-- Begin Excerpted records --
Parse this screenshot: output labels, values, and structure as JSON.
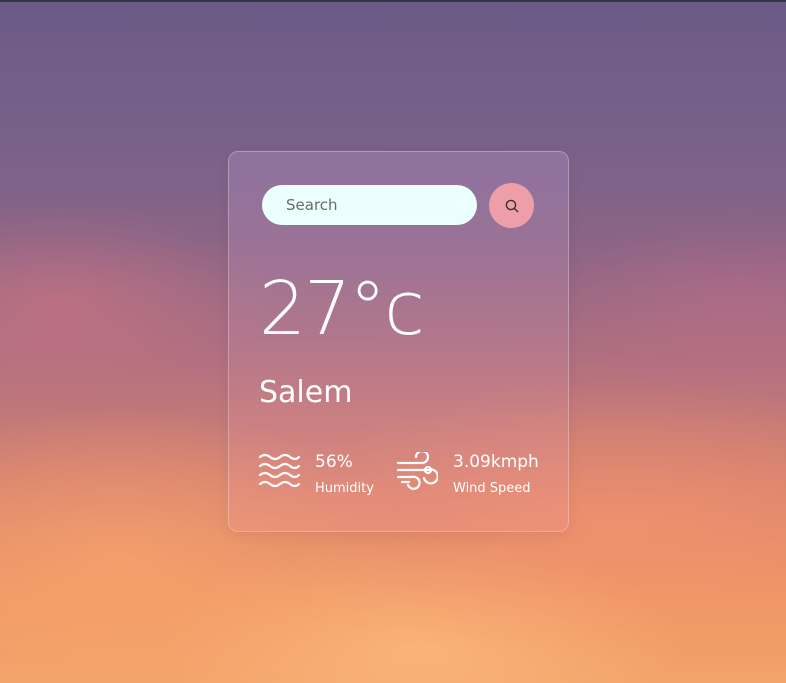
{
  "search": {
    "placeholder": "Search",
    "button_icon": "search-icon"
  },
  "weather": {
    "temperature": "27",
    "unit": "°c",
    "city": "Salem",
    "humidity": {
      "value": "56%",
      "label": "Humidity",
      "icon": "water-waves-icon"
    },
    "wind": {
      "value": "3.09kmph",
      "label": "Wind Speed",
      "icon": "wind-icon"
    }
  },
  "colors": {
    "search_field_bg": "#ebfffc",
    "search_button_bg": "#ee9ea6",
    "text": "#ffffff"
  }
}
-- End Excerpted records --
* [Written request]:
The listing above needs to be output again exactly. Don't include the pictures.

* [Solution for this exercise]:
Parse this screenshot: output labels, values, and structure as JSON.
{
  "search": {
    "placeholder": "Search",
    "button_icon": "search-icon"
  },
  "weather": {
    "temperature": "27",
    "unit": "°c",
    "city": "Salem",
    "humidity": {
      "value": "56%",
      "label": "Humidity",
      "icon": "water-waves-icon"
    },
    "wind": {
      "value": "3.09kmph",
      "label": "Wind Speed",
      "icon": "wind-icon"
    }
  },
  "colors": {
    "search_field_bg": "#ebfffc",
    "search_button_bg": "#ee9ea6",
    "text": "#ffffff"
  }
}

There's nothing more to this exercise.